§ **Exercise goal**
Copy each line that contains the string "offline".

Data listing

* * * *

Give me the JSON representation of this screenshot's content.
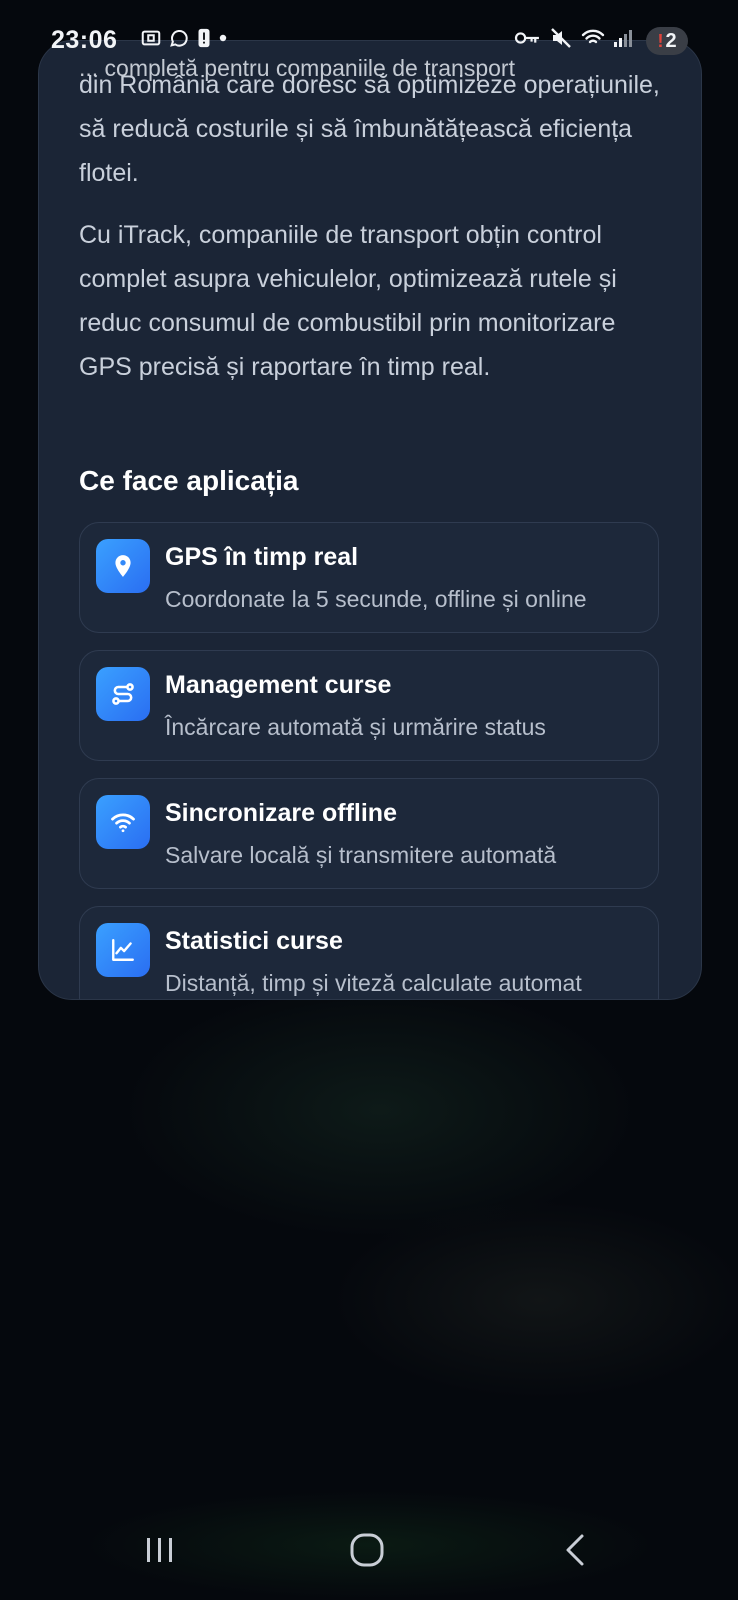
{
  "status_bar": {
    "time": "23:06",
    "notification_count": "2",
    "notification_alert": "!",
    "icons_left": [
      "screenshot-icon",
      "whatsapp-icon",
      "alert-icon",
      "dot-icon"
    ],
    "icons_right": [
      "vpn-key-icon",
      "mute-icon",
      "wifi-icon",
      "signal-icon"
    ]
  },
  "content": {
    "intro_cut": "... completă pentru companiile de transport",
    "paragraph1": "din România care doresc să optimizeze operațiunile, să reducă costurile și să îmbunătățească eficiența flotei.",
    "paragraph2": "Cu iTrack, companiile de transport obțin control complet asupra vehiculelor, optimizează rutele și reduc consumul de combustibil prin monitorizare GPS precisă și raportare în timp real.",
    "section_title": "Ce face aplicația",
    "features": [
      {
        "icon": "location-pin-icon",
        "title": "GPS în timp real",
        "desc": "Coordonate la 5 secunde, offline și online"
      },
      {
        "icon": "route-icon",
        "title": "Management curse",
        "desc": "Încărcare automată și urmărire status"
      },
      {
        "icon": "wifi-icon",
        "title": "Sincronizare offline",
        "desc": "Salvare locală și transmitere automată"
      },
      {
        "icon": "chart-icon",
        "title": "Statistici curse",
        "desc": "Distanță, timp și viteză calculate automat"
      }
    ]
  },
  "nav_bar": {
    "buttons": [
      "recent-apps-icon",
      "home-icon",
      "back-icon"
    ]
  },
  "colors": {
    "card_bg": "#1b2536",
    "accent": "#2f8cf8",
    "page_bg": "#05080d"
  }
}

* * * *

§ **Solution to this task**
        "desc": "Coordonate la 5 secunde, offline și online"
        "title": "Sincronizare offline",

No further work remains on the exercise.